* _Written exercise_:
In the listing below, locate the lines that hold "Care" and copy them.

== Dataset records

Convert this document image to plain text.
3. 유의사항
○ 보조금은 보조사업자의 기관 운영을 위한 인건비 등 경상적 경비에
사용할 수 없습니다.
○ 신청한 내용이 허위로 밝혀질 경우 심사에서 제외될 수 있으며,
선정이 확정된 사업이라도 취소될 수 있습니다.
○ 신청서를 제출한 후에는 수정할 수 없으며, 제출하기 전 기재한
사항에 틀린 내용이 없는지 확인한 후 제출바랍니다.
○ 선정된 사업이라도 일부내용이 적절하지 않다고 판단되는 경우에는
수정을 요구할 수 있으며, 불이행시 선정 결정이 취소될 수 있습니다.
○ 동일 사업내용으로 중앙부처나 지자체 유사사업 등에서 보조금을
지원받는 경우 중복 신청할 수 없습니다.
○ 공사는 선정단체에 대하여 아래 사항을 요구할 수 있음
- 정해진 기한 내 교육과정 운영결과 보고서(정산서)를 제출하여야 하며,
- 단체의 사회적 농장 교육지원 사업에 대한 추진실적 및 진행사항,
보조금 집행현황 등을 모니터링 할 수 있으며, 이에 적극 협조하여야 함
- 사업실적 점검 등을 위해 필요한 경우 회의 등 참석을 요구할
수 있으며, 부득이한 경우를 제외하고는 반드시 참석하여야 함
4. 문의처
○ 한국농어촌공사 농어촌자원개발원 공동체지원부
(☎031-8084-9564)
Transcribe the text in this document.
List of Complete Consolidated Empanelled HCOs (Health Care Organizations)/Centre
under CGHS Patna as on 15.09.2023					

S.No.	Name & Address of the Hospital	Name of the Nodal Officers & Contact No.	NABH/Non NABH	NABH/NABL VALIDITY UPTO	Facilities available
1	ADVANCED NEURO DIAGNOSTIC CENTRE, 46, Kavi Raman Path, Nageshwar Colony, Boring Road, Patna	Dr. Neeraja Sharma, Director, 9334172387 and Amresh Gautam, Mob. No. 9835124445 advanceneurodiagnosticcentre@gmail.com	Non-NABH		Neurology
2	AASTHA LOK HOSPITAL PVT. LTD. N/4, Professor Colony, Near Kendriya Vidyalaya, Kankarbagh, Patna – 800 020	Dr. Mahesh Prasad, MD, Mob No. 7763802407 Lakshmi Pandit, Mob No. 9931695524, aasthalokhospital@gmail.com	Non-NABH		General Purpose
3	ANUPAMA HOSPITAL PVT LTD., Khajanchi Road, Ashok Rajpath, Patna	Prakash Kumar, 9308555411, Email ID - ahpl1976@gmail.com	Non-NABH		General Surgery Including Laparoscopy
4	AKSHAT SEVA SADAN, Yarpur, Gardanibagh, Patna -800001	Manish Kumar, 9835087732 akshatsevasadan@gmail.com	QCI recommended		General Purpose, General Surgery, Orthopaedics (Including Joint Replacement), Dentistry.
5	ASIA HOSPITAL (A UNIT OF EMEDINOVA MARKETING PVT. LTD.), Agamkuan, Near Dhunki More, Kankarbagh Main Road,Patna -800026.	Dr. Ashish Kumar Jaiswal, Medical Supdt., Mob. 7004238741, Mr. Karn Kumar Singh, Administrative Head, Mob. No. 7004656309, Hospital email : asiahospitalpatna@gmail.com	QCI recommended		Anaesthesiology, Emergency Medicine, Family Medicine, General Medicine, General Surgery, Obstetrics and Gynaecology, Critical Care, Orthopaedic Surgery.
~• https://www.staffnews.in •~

====

* _Result below_:
List of Complete Consolidated Empanelled HCOs (Health Care Organizations)/Centre
5	ASIA HOSPITAL (A UNIT OF EMEDINOVA MARKETING PVT. LTD.), Agamkuan, Near Dhunki More, Kankarbagh Main Road,Patna -800026.	Dr. Ashish Kumar Jaiswal, Medical Supdt., Mob. 7004238741, Mr. Karn Kumar Singh, Administrative Head, Mob. No. 7004656309, Hospital email : asiahospitalpatna@gmail.com	QCI recommended		Anaesthesiology, Emergency Medicine, Family Medicine, General Medicine, General Surgery, Obstetrics and Gynaecology, Critical Care, Orthopaedic Surgery.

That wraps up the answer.